REQUIRED TASK: After locating the line that contains "What does this", quote it and all lines after it through the end of the entries, and nothing more. Pictures stay out.

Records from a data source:
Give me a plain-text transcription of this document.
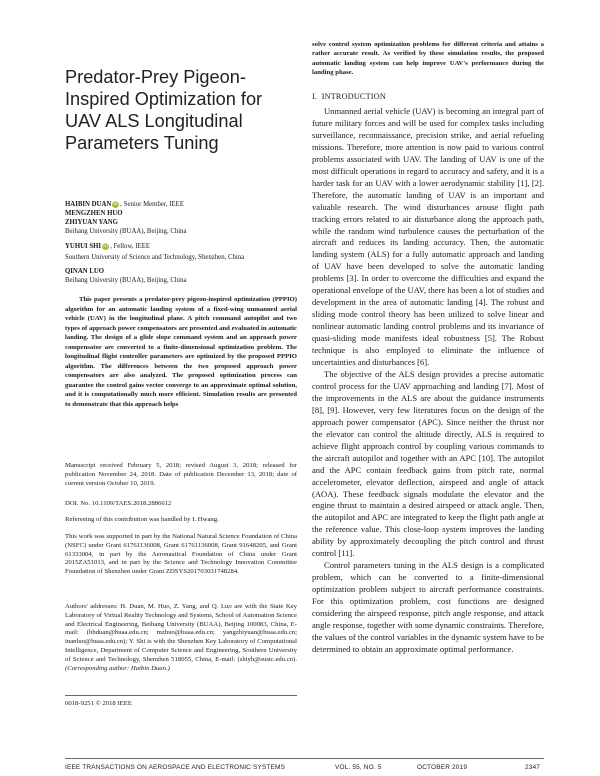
Predator-Prey Pigeon-Inspired Optimization for UAV ALS Longitudinal Parameters Tuning
HAIBIN DUAN iD , Senior Member, IEEE
MENGZHEN HUO
ZHIYUAN YANG
Beihang University (BUAA), Beijing, China
YUHUI SHI iD , Fellow, IEEE
Southern University of Science and Technology, Shenzhen, China
QINAN LUO
Beihang University (BUAA), Beijing, China
This paper presents a predator-prey pigeon-inspired optimization (PPPIO) algorithm for an automatic landing system of a fixed-wing unmanned aerial vehicle (UAV) in the longitudinal plane. A pitch command autopilot and two types of approach power compensators are presented and evaluated in automatic landing. The design of a glide slope command system and an approach power compensator are converted to a finite-dimensional optimization problem. The longitudinal flight controller parameters are optimized by the proposed PPPIO algorithm. The differences between the two proposed approach power compensators are also analyzed. The proposed optimization process can guarantee the control gains vector converge to an approximate optimal solution, and it is computationally much more efficient. Simulation results are presented to demonstrate that this approach helps
Manuscript received February 5, 2018; revised August 3, 2018; released for publication November 24, 2018. Date of publication December 13, 2018; date of current version October 10, 2019.
DOI. No. 10.1109/TAES.2018.2886612
Refereeing of this contribution was handled by I. Hwang.
This work was supported in part by the National Natural Science Foundation of China (NSFC) under Grant 61761136008, Grant 61761136008, Grant 91648205, and Grant 61333004, in part by the Aeronautical Foundation of China under Grant 2015ZA51013, and in part by the Science and Technology Innovation Committee Foundation of Shenzhen under Grant ZDSYS201703031748284.
Authors' addresses: H. Duan, M. Huo, Z. Yang, and Q. Luo are with the State Key Laboratory of Virtual Reality Technology and Systems, School of Automation Science and Electrical Engineering, Beihang University (BUAA), Beijing 100083, China, E-mail: (hbduan@buaa.edu.cn; mzhuo@buaa.edu.cn; yangzhiyuan@buaa.edu.cn; inanluo@buaa.edu.cn); Y. Shi is with the Shenzhen Key Laboratory of Computational Intelligence, Department of Computer Science and Engineering, Southern University of Science and Technology, Shenzhen 518055, China, E-mail: (shiyh@sustc.edu.cn). (Corresponding author: Haibin Duan.)
0018-9251 © 2018 IEEE
solve control system optimization problems for different criteria and attains a rather accurate result. As verified by these simulation results, the proposed automatic landing system can help improve UAV's performance during the landing phase.
I. INTRODUCTION

Unmanned aerial vehicle (UAV) is becoming an integral part of future military forces and will be used for complex tasks including surveillance, reconnaissance, precision strike, and aerial refueling missions. Therefore, more attention is now paid to various control problems associated with UAV. The landing of UAV is one of the most difficult operations in regard to accuracy and safety, and it is a harder task for an UAV with a lower aerodynamic stability [1], [2]. Therefore, the automatic landing of UAV is an important and valuable research. The wind disturbances arouse flight path tracking errors related to air disturbance along the approach path, while the random wind turbulence causes the perturbation of the aircraft and reduces its landing accuracy. Then, the automatic landing system (ALS) for a fully automatic approach and landing of UAV have been developed to solve the automatic landing problems [3]. In order to overcome the difficulties and expand the operational envelope of the UAV, there has been a lot of studies and development in the area of automatic landing [4]. The robust and sliding mode control theory has been utilized to solve linear and nonlinear automatic landing control problems and its invariance of quasi-sliding mode manifests ideal robustness [5]. The Robust technique is also employed to eliminate the influence of uncertainties and disturbances [6].

The objective of the ALS design provides a precise automatic control process for the UAV approaching and landing [7]. Most of the improvements in the ALS are about the guidance instruments [8], [9]. However, very few literatures focus on the design of the approach power compensator (APC). Since neither the thrust nor the elevator can control the altitude directly, ALS is required to achieve flight approach control by coupling various commands to the aircraft autopilot and together with an APC [10]. The autopilot and the APC contain feedback gains from pitch rate, normal accelerometer, elevator deflection, airspeed and angle of attack (AOA). These feedback signals modulate the elevator and the engine thrust to maintain a desired airspeed or attack angle. Then, the autopilot and APC are integrated to keep the flight path angle at the reference value. This close-loop system improves the landing ability by approximately decoupling the pitch control and thrust control [11].

Control parameters tuning in the ALS design is a complicated problem, which can be converted to a finite-dimensional optimization problem subject to aircraft performance constraints. For this optimization problem, cost functions are designed considering the airspeed response, pitch angle response, and attack angle response, together with some dynamic constraints. Therefore, the values of the control variables in the dynamic system have to be determined to obtain an approximate optimal performance.

IEEE TRANSACTIONS ON AEROSPACE AND ELECTRONIC SYSTEMS	VOL. 55, NO. 5	OCTOBER 2019	2347
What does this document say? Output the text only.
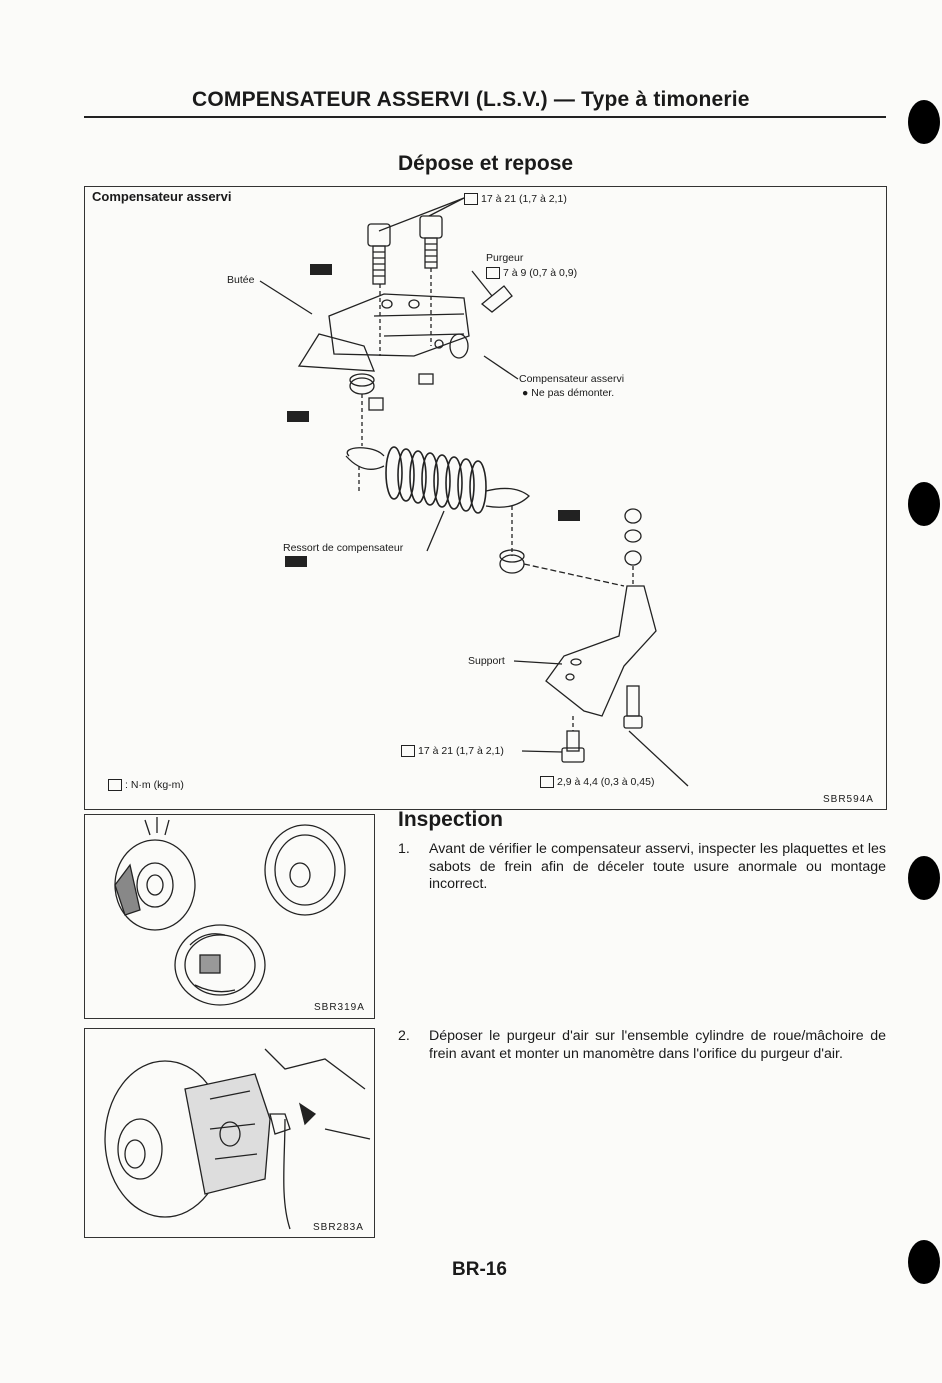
COMPENSATEUR ASSERVI (L.S.V.) — Type à timonerie
Dépose et repose
Compensateur asservi	17 à 21 (1,7 à 2,1)
Purgeur
7 à 9 (0,7 à 0,9)
Butée
Compensateur asservi
● Ne pas démonter.
Ressort de compensateur
Support
17 à 21 (1,7 à 2,1)
2,9 à 4,4 (0,3 à 0,45)
: N·m (kg-m)
SBR594A
Inspection
1. Avant de vérifier le compensateur asservi, inspecter les plaquettes et les sabots de frein afin de déceler toute usure anormale ou montage incorrect.
2. Déposer le purgeur d'air sur l'ensemble cylindre de roue/mâchoire de frein avant et monter un manomètre dans l'orifice du purgeur d'air.
SBR319A
SBR283A
BR-16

RESPONSE:
What does this document say? Output the text only.
COMPENSATEUR ASSERVI (L.S.V.) — Type à timonerie
Dépose et repose
Compensateur asservi	17 à 21 (1,7 à 2,1)
Purgeur
7 à 9 (0,7 à 0,9)
Butée
Compensateur asservi
● Ne pas démonter.
Ressort de compensateur
Support
17 à 21 (1,7 à 2,1)
2,9 à 4,4 (0,3 à 0,45)
: N·m (kg-m)
SBR594A
Inspection
1. Avant de vérifier le compensateur asservi, inspecter les plaquettes et les sabots de frein afin de déceler toute usure anormale ou montage incorrect.
2. Déposer le purgeur d'air sur l'ensemble cylindre de roue/mâchoire de frein avant et monter un manomètre dans l'orifice du purgeur d'air.
SBR319A
SBR283A
BR-16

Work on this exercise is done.